§ **Descrição do exercício**: De acordo com o texto sobre a alternância entre liberais e conservadores no poder, em que data o major João Facundo de Castro Menezes assumiu a administração da Província?

§ **Texto de origem**:

Em 1840 sobem ao poder, com o gabinete da Maioridade, de 23 de Julho, os liberaes em todo o imperio, e conseguintemente os chimangos na Provincia.
Mas esse gabinete, não obstante ser composto dos vultos mais proéminentes do partido dominante[1], mal poude viver uns oito mezes, e menos ainda na Provincia, onde a noticia chegára um pouco retardada, de modo que o major João Facundo de Castro Menezes, nomeado vice-presidente, só poude assumir a administração e iniciar a derrubada a 9 de Setembro.
Os chimangos, apenas reassumiram o poder, publicaram, ad instar dos caranguejos, o Vinte e Trez de Julho, da data do novo ministerio.
A 23 de Março 1841 já os conservadores organisavam gabinete, mas os caranguejos só começaram a gozar das doçuras do poder a 9 de Maio, quando assumio a administração da Provincia o general José Joaquim Coelho, depois Barão da Victoria[2].

Parte de um arquivo de dados
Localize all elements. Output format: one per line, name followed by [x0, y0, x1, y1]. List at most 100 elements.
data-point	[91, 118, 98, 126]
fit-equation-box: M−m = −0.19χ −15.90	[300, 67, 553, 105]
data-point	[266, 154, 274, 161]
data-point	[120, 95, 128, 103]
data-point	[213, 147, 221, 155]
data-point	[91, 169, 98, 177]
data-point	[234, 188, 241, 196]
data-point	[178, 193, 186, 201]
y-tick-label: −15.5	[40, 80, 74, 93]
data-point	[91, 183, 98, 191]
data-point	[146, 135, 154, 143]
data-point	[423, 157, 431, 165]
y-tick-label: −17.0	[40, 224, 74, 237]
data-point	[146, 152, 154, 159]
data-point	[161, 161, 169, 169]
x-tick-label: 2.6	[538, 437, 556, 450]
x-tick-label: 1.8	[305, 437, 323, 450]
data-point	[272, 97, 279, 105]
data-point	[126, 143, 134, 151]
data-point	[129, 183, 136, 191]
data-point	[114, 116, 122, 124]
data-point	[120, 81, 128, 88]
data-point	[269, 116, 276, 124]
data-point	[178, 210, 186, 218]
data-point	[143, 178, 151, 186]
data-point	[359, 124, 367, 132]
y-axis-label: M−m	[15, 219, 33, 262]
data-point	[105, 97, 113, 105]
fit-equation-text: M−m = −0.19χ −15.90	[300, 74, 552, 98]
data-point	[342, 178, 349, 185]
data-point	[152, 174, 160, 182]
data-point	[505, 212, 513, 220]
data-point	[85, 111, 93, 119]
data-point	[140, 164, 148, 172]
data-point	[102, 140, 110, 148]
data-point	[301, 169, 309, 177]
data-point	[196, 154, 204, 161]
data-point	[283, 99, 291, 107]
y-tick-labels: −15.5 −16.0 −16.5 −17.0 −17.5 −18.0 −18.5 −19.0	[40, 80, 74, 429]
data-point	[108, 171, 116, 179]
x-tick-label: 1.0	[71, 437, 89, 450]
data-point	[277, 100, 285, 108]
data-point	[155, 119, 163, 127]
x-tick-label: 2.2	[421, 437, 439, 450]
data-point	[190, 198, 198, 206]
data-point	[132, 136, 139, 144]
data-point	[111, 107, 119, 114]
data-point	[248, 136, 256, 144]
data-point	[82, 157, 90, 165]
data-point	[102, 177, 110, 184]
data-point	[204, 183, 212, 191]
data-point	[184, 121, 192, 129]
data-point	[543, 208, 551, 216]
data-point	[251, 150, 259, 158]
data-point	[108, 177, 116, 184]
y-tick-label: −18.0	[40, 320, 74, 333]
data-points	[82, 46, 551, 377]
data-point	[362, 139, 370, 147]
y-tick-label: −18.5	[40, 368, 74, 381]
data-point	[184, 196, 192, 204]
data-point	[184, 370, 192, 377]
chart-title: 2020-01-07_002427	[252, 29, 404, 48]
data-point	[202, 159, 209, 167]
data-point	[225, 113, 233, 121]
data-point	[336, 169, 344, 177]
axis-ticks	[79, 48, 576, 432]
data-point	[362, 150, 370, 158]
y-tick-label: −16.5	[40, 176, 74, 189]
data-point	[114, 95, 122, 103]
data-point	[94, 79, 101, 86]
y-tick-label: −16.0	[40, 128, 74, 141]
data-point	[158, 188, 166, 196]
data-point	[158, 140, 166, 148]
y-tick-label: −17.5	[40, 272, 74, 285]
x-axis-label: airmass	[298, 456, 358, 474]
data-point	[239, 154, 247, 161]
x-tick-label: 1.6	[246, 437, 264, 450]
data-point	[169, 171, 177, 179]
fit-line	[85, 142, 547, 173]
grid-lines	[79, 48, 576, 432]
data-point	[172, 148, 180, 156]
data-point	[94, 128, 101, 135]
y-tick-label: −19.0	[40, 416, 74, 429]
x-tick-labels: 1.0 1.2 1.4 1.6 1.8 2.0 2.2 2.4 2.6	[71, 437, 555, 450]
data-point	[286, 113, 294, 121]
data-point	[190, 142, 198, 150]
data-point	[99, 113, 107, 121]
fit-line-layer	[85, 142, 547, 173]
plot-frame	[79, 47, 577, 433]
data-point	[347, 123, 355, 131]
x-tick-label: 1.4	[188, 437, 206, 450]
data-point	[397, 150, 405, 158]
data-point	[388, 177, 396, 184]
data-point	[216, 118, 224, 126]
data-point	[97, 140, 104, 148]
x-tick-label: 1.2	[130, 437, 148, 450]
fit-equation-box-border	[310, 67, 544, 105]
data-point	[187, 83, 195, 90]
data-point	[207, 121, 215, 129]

§ **Resposta à tarefa**: Em 9 de setembro.